**Complete the following**
A. Please condense the paragraph of the trauma imaging passage that begins "Basic structural studies using diffusion weighted imaging" into a short bulleted list that keeps its main facts.
B. Carry on the trauma imaging passage with a further paragraph that picks up after its final sentence.

**Reading passage**
====
Basic structural studies using diffusion weighted imaging (DWI) in trauma-exposed people have been inconsistent. Some show lower structural integrity in the CGC (e.g., Daniels et al., 2013, Hu et al., 2016, Kim et al., 2006, Sanjuan et al., 2013, Schuff et al., 2011), although increased CGC integrity also has been reported (e.g., Abe et al., 2006, Kennis et al., 2015). In addition, several studies have reported that trauma exposure is associated with decreased (Choi et al., 2009, Fani et al., 2014) or increased (Zhang et al., 2012) structural integrity in the PHC. There also have been mixed findings regarding UF integrity, with some evidence for decreased UF integrity in people with trauma-related symptoms (e.g., Costanzo et al., 2016, Eluvathingal et al., 2006) and some evidence for no association (e.g., Fani et al., 2012). These inconsistencies might be attributed to the wide range of post-trauma symptom profiles, the developmental stage of the brain at the time of first trauma exposure, self-report response biases in symptom assessments, and variation among trauma types (e.g., Naifeh et al., 2008). More recently researchers have begun to test the associations between structure (i.e., white matter integrity) and function (i.e., neural activation patterns) in the affective circuitry of trauma-exposed people. For example, people with PTSD were shown to have less structural integrity of the cingulum, and a genetically-differentiated sample subset also showed poorer hippocampus – anterior cingulate functional connectivity at rest (i.e., Fani et al., 2016). Existing DWI studies have not yet tested the relation between structural integrity in the cingulum and task-based function that is consistent with over-alertness or hypervigilance in the brain.
====
**Record excerpts**
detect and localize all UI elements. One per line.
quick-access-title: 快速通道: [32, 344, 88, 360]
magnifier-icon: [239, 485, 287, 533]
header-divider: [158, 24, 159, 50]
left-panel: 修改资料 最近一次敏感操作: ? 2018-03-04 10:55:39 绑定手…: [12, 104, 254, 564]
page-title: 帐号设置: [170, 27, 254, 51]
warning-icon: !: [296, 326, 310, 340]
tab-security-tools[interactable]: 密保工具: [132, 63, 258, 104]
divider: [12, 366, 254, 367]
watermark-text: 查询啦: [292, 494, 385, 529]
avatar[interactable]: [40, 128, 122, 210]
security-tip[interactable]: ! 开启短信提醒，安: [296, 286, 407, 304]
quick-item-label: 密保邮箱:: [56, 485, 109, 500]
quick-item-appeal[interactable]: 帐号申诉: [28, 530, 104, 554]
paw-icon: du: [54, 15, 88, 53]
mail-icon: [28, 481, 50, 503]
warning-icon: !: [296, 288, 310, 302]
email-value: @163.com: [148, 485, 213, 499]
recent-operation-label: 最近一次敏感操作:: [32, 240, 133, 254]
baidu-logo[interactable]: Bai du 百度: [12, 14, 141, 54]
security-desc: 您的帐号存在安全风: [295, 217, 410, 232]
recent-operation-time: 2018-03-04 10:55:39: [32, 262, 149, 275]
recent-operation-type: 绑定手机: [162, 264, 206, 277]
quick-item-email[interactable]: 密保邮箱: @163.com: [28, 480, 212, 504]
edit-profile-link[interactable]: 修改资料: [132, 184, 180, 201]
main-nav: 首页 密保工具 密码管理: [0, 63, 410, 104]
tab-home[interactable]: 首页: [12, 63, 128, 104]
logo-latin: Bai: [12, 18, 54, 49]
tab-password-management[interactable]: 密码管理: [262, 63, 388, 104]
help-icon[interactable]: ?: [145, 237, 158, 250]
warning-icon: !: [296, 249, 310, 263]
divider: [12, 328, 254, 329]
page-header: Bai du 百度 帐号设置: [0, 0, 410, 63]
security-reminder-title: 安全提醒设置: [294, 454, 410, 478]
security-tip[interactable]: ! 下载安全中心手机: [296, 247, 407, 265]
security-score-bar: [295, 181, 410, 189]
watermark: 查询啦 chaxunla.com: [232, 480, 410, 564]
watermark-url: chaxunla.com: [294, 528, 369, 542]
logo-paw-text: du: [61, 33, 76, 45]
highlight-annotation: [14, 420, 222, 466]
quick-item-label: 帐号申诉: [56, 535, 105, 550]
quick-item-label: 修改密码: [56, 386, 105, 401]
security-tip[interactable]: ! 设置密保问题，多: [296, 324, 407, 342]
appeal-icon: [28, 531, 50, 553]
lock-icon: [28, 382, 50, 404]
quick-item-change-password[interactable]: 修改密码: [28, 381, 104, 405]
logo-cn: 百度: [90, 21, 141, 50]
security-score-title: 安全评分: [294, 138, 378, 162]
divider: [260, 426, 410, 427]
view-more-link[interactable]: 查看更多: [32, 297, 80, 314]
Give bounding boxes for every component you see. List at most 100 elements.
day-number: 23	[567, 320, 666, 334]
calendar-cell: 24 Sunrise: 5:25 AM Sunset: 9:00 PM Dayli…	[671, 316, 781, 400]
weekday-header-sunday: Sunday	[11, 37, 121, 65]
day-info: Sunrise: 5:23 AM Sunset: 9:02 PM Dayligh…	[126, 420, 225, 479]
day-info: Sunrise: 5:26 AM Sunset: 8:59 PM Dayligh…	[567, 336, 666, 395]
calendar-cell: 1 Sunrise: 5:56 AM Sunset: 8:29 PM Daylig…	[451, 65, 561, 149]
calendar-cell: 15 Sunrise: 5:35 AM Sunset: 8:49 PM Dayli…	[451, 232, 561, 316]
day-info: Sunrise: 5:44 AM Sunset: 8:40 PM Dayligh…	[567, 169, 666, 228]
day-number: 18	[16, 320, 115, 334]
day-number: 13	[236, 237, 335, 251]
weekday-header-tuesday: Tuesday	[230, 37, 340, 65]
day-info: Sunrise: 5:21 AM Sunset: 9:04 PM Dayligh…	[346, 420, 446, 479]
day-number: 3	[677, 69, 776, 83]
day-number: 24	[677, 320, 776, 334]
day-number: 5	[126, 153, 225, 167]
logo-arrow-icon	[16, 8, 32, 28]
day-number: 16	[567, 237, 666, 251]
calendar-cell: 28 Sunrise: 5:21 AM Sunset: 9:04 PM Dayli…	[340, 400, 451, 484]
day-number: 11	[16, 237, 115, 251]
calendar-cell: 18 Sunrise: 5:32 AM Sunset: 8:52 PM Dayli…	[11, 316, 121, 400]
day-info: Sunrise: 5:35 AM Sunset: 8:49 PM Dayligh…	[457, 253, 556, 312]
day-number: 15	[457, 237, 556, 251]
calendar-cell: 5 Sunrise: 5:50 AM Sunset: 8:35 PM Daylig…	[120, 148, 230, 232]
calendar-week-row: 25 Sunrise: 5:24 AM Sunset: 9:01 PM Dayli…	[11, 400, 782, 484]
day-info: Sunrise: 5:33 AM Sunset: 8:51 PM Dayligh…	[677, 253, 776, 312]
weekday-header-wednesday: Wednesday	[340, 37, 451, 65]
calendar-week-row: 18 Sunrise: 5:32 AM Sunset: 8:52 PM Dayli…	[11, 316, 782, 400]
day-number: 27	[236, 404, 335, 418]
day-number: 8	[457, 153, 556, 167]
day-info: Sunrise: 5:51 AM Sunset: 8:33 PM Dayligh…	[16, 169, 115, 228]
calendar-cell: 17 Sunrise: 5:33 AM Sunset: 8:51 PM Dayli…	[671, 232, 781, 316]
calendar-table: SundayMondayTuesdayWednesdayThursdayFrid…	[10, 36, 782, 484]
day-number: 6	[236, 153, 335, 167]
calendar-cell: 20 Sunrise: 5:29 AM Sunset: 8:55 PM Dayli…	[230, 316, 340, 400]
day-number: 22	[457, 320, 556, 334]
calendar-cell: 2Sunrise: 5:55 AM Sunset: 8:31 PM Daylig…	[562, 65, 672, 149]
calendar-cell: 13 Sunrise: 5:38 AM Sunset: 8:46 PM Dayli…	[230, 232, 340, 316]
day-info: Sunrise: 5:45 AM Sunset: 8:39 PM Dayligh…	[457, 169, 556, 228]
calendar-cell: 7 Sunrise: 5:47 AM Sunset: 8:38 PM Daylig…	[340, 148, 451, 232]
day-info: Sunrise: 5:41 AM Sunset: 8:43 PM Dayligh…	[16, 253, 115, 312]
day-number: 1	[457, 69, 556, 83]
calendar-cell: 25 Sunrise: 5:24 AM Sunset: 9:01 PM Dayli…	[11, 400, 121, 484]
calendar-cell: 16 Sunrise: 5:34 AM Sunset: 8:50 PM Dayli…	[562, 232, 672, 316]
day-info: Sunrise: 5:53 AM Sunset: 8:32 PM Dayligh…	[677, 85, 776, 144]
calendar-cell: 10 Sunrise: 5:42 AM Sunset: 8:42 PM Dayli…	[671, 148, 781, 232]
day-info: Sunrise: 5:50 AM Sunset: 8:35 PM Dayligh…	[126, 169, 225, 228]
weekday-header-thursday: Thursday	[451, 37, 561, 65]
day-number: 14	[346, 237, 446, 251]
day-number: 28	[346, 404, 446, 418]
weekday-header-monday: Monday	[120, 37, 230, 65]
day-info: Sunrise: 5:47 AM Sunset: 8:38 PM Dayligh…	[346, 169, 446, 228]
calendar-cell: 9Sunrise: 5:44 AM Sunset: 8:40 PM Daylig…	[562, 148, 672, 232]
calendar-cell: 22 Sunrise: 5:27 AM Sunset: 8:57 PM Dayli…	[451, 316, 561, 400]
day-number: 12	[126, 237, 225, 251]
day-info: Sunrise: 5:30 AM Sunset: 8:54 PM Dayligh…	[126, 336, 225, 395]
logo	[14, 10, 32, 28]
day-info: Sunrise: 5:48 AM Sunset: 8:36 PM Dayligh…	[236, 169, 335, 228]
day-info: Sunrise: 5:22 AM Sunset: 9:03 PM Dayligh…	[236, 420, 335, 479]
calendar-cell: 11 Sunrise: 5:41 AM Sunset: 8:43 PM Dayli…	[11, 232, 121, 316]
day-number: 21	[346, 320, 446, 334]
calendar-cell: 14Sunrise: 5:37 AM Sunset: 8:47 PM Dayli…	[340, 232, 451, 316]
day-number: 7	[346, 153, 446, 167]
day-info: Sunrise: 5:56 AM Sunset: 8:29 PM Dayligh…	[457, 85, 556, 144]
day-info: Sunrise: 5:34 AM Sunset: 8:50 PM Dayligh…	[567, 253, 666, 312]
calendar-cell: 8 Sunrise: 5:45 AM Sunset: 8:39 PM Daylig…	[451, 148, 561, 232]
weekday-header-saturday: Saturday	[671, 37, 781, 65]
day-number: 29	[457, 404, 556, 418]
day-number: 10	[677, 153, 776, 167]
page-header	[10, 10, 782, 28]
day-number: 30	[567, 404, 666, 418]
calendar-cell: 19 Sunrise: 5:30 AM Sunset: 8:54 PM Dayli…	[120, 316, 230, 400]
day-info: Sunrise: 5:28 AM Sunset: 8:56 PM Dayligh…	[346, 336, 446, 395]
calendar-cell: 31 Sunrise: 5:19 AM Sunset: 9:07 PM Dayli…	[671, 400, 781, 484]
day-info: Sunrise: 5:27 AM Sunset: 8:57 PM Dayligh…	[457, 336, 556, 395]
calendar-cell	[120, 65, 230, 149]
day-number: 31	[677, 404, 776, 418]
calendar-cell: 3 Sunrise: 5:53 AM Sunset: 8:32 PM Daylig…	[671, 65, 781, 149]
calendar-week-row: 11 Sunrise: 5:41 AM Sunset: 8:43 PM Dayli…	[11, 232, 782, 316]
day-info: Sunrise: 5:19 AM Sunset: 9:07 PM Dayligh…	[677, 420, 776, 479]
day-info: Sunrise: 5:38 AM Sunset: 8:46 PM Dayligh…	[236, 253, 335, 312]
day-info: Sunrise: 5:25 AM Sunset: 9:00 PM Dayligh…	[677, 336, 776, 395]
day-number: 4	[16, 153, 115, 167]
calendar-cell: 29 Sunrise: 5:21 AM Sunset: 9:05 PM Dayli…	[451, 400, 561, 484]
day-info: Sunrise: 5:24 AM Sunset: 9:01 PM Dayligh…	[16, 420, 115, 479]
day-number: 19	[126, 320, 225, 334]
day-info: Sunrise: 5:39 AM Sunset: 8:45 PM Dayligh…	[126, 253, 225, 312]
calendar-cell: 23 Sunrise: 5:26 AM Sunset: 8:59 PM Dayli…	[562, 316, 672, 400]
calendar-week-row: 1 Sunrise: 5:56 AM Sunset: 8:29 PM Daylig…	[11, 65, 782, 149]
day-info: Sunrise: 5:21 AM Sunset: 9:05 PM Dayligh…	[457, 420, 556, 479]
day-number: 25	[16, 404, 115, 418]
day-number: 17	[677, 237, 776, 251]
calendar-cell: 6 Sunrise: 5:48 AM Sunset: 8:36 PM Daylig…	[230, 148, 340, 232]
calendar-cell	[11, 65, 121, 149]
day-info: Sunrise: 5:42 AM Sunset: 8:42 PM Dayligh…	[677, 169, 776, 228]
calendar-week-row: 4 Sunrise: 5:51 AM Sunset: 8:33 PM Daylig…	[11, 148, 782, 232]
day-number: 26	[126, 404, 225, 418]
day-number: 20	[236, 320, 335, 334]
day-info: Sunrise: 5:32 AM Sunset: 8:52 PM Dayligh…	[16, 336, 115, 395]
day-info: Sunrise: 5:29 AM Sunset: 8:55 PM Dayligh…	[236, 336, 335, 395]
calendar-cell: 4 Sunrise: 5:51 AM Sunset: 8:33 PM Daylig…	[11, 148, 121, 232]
====
**Solved tasks**
A.
- DWI studies of trauma-exposed people have been inconsistent.
- CGC: some studies show lower structural integrity, but others report increased integrity.
- PHC: trauma exposure has been linked to both decreased and increased structural integrity.
- UF: some evidence shows decreased integrity in people with trauma-related symptoms, and other evidence shows no association.
- Possible reasons for the inconsistency: the wide range of post-trauma symptom profiles, the brain's developmental stage at first trauma exposure, self-report response biases, and variation among trauma types.
- Newer research tests links between structure (white matter integrity) and function (neural activation) in affective circuitry. For example, people with PTSD had less cingulum integrity, and a genetically differentiated subset showed poorer hippocampus–anterior cingulate functional connectivity at rest.
- No DWI study has yet tested how cingulum integrity relates to task-based function consistent with over-alertness or hypervigilance.

B.
Given that the CGC and the UF are extensively connected to prefrontal cortices and the sgACC, which are implicated in top-down cognitive control (e.g., Shin et al., 2004, Williams et al., 2006), lower structural integrity in the CGC and the UF might be associated with less habituation to affective information as the amygdala response persists for familiar information rather than habituating to repeated stimulus presentation (e.g., Wright et al., 2001). On the other hand, increased structural integrity in the PHC might reflect greater functional connectivity between the amygdala and the adjacent limbic areas (e.g., parahippocampal gyrus, hippocampus), which has been linked to increased threat sensitivity (e.g., Hahn et al., 2010).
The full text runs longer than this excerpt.